--- begin Data extract ---

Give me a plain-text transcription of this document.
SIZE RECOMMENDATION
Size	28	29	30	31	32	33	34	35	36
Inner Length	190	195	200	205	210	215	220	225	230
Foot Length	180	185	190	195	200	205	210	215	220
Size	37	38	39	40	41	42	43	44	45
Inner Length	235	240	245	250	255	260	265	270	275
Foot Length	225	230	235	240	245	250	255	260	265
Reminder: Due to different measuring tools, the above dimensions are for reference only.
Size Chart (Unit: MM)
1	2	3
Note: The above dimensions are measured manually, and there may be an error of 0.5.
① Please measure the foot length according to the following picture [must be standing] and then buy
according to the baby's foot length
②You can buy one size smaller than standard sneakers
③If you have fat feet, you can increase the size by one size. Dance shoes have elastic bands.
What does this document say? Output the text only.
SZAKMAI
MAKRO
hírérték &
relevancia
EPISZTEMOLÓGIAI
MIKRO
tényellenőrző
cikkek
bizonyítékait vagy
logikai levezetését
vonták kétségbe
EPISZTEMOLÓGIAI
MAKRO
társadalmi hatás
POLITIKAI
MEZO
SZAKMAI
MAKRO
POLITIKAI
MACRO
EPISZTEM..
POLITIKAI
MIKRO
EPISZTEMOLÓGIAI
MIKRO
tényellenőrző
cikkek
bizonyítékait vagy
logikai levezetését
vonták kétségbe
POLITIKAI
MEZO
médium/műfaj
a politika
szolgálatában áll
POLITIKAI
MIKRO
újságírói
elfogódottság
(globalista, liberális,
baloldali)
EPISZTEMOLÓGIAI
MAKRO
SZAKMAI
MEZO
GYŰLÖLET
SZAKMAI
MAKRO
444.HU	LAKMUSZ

--- end Data extract ---

What is being asked: Send back every record, precisely as written.

Solution:
Give me a plain-text transcription of this document.
SIZE RECOMMENDATION
Size	28	29	30	31	32	33	34	35	36
Inner Length	190	195	200	205	210	215	220	225	230
Foot Length	180	185	190	195	200	205	210	215	220
Size	37	38	39	40	41	42	43	44	45
Inner Length	235	240	245	250	255	260	265	270	275
Foot Length	225	230	235	240	245	250	255	260	265
Reminder: Due to different measuring tools, the above dimensions are for reference only.
Size Chart (Unit: MM)
1	2	3
Note: The above dimensions are measured manually, and there may be an error of 0.5.
① Please measure the foot length according to the following picture [must be standing] and then buy
according to the baby's foot length
②You can buy one size smaller than standard sneakers
③If you have fat feet, you can increase the size by one size. Dance shoes have elastic bands.
What does this document say? Output the text only.
SZAKMAI
MAKRO
hírérték &
relevancia
EPISZTEMOLÓGIAI
MIKRO
tényellenőrző
cikkek
bizonyítékait vagy
logikai levezetését
vonták kétségbe
EPISZTEMOLÓGIAI
MAKRO
társadalmi hatás
POLITIKAI
MEZO
SZAKMAI
MAKRO
POLITIKAI
MACRO
EPISZTEM..
POLITIKAI
MIKRO
EPISZTEMOLÓGIAI
MIKRO
tényellenőrző
cikkek
bizonyítékait vagy
logikai levezetését
vonták kétségbe
POLITIKAI
MEZO
médium/műfaj
a politika
szolgálatában áll
POLITIKAI
MIKRO
újságírói
elfogódottság
(globalista, liberális,
baloldali)
EPISZTEMOLÓGIAI
MAKRO
SZAKMAI
MEZO
GYŰLÖLET
SZAKMAI
MAKRO
444.HU	LAKMUSZ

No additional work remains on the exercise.